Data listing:

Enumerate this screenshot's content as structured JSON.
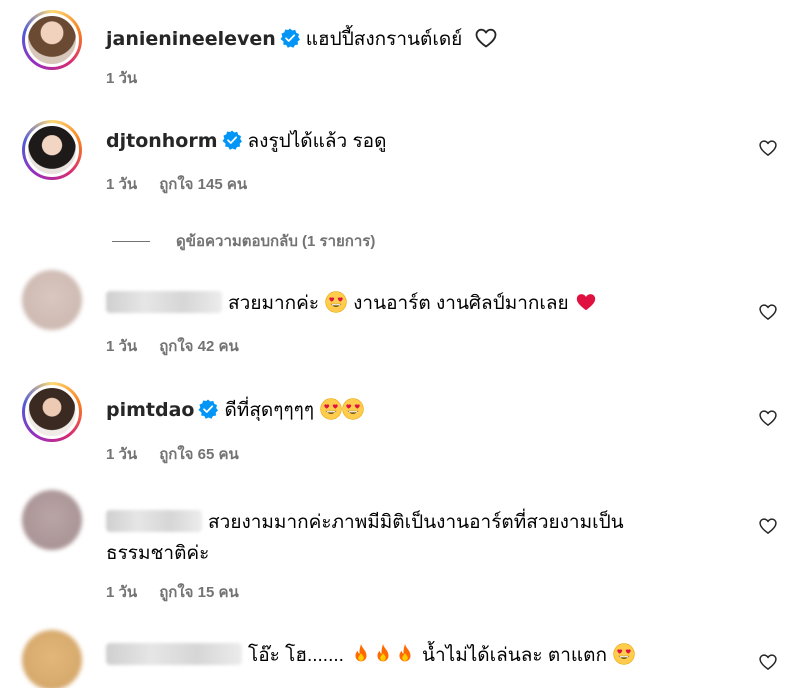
{
  "comments": [
    {
      "username": "janienineeleven",
      "verified": true,
      "text": "แฮปปี้สงกรานต์เดย์",
      "time": "1 วัน",
      "likes": ""
    },
    {
      "username": "djtonhorm",
      "verified": true,
      "text": "ลงรูปได้แล้ว รอดู",
      "time": "1 วัน",
      "likes": "ถูกใจ 145 คน"
    },
    {
      "username": "",
      "verified": false,
      "text_a": "สวยมากค่ะ",
      "text_b": "งานอาร์ต งานศิลป์มากเลย",
      "time": "1 วัน",
      "likes": "ถูกใจ 42 คน"
    },
    {
      "username": "pimtdao",
      "verified": true,
      "text": "ดีที่สุดๆๆๆๆ",
      "time": "1 วัน",
      "likes": "ถูกใจ 65 คน"
    },
    {
      "username": "",
      "verified": false,
      "text_line1": "สวยงามมากค่ะภาพมีมิติเป็นงานอาร์ตที่สวยงามเป็น",
      "text_line2": "ธรรมชาติค่ะ",
      "time": "1 วัน",
      "likes": "ถูกใจ 15 คน"
    },
    {
      "username": "",
      "verified": false,
      "text_a": "โอ๊ะ โฮ.......",
      "text_b": "น้ำไม่ได้เล่นละ ตาแตก",
      "time": "",
      "likes": ""
    }
  ],
  "replies": {
    "label": "ดูข้อความตอบกลับ (1 รายการ)"
  },
  "colors": {
    "verified": "#0095f6",
    "meta": "#737373",
    "heart_red": "#e0113f",
    "fire": "#ff6a00"
  },
  "icons": [
    "verified-badge-icon",
    "heart-outline-icon",
    "heart-eyes-emoji",
    "red-heart-emoji",
    "fire-emoji"
  ]
}
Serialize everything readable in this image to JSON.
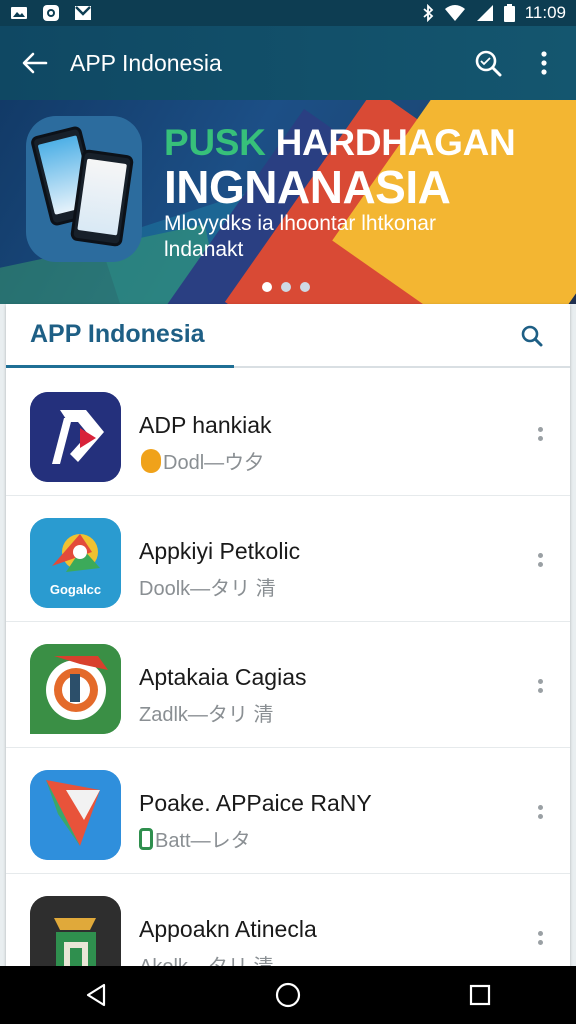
{
  "status_bar": {
    "left_icons": [
      "image-icon",
      "instagram-icon",
      "gmail-icon"
    ],
    "right_icons": [
      "bluetooth-icon",
      "wifi-icon",
      "signal-icon",
      "battery-icon"
    ],
    "time": "11:09"
  },
  "app_bar": {
    "title": "APP Indonesia",
    "actions": [
      "search-icon",
      "overflow-menu-icon"
    ]
  },
  "banner": {
    "headline_part1": "PUSK",
    "headline_part2": " HARDHAGAN",
    "headline_line2": "INGNANASIA",
    "subtitle_line1": "Mloyydks ia lhoontar lhtkonar",
    "subtitle_line2": "lndanakt",
    "pager": {
      "count": 3,
      "active": 0
    }
  },
  "tab": {
    "label": "APP  Indonesia",
    "search_icon": "search-icon"
  },
  "apps": [
    {
      "name": "ADP hankiak",
      "subtitle": "Dodl—ウ夕",
      "badge_color": "#f0a21a"
    },
    {
      "name": "Appkiyi Petkolic",
      "subtitle": "Doolk—タリ 清",
      "icon_text": "Gogalcc"
    },
    {
      "name": "Aptakaia Cagias",
      "subtitle": "Zadlk—タリ 清"
    },
    {
      "name": "Poake. APPaice RaNY",
      "subtitle": "Batt—レタ",
      "badge_color": "#2f8f4e"
    },
    {
      "name": "Appoakn Atinecla",
      "subtitle": "Akolk—タリ 清"
    }
  ],
  "colors": {
    "appbar": "#0f4863",
    "accent": "#1f6f95",
    "status_bar": "#0d3d52"
  }
}
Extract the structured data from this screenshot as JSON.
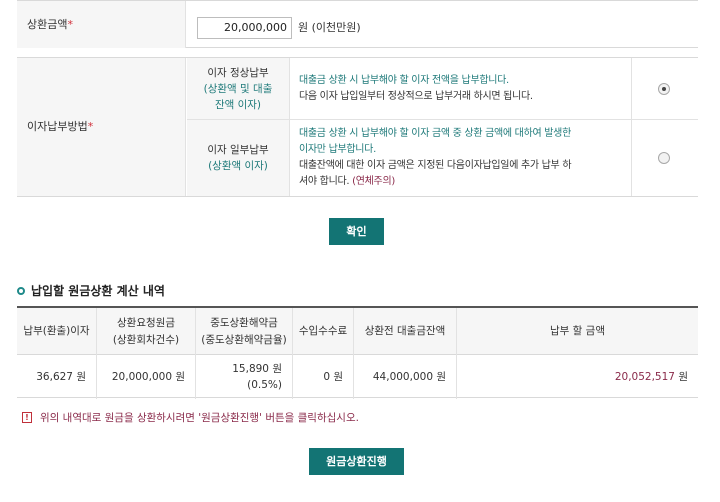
{
  "repayment": {
    "label": "상환금액",
    "required_mark": "*",
    "amount_value": "20,000,000",
    "amount_unit": "원 (이천만원)"
  },
  "interest_method": {
    "label": "이자납부방법",
    "required_mark": "*",
    "options": [
      {
        "title_line1": "이자 정상납부",
        "title_line2": "(상환액 및 대출",
        "title_line3": "잔액 이자)",
        "desc_line1": "대출금 상환 시 납부해야 할 이자 전액을 납부합니다.",
        "desc_line2": "다음 이자 납입일부터 정상적으로 납부거래 하시면 됩니다.",
        "selected": true
      },
      {
        "title_line1": "이자 일부납부",
        "title_line2": "(상환액 이자)",
        "desc_line1": "대출금 상환 시 납부해야 할 이자 금액 중 상환 금액에 대하여 발생한",
        "desc_line2": "이자만 납부합니다.",
        "desc_line3": "대출잔액에 대한 이자 금액은 지정된 다음이자납입일에 추가 납부 하",
        "desc_line4": "셔야 합니다.",
        "desc_warn": "(연체주의)",
        "selected": false
      }
    ]
  },
  "confirm_button": "확인",
  "section_title": "납입할 원금상환 계산 내역",
  "result_table": {
    "headers": [
      [
        "납부(환출)이자"
      ],
      [
        "상환요청원금",
        "(상환회차건수)"
      ],
      [
        "중도상환해약금",
        "(중도상환해약금율)"
      ],
      [
        "수입수수료"
      ],
      [
        "상환전 대출금잔액"
      ],
      [
        "납부 할 금액"
      ]
    ],
    "row": {
      "interest": "36,627 원",
      "principal": "20,000,000 원",
      "penalty": "15,890 원",
      "penalty_rate": "(0.5%)",
      "fee": "0 원",
      "balance": "44,000,000 원",
      "total": "20,052,517",
      "total_unit": "원"
    }
  },
  "notice": {
    "icon": "!",
    "text": "위의 내역대로 원금을 상환하시려면 '원금상환진행' 버튼을 클릭하십시오."
  },
  "proceed_button": "원금상환진행",
  "colors": {
    "accent": "#137474",
    "teal_text": "#1f7a7a",
    "plum_text": "#8a2a4a",
    "required": "#d0303a"
  }
}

What to do —
In the listing above, find each line with the word "likes" and copy it.

Task solution —
      "likes": ""
      "likes": "ถูกใจ 145 คน"
      "likes": "ถูกใจ 42 คน"
      "likes": "ถูกใจ 65 คน"
      "likes": "ถูกใจ 15 คน"
      "likes": ""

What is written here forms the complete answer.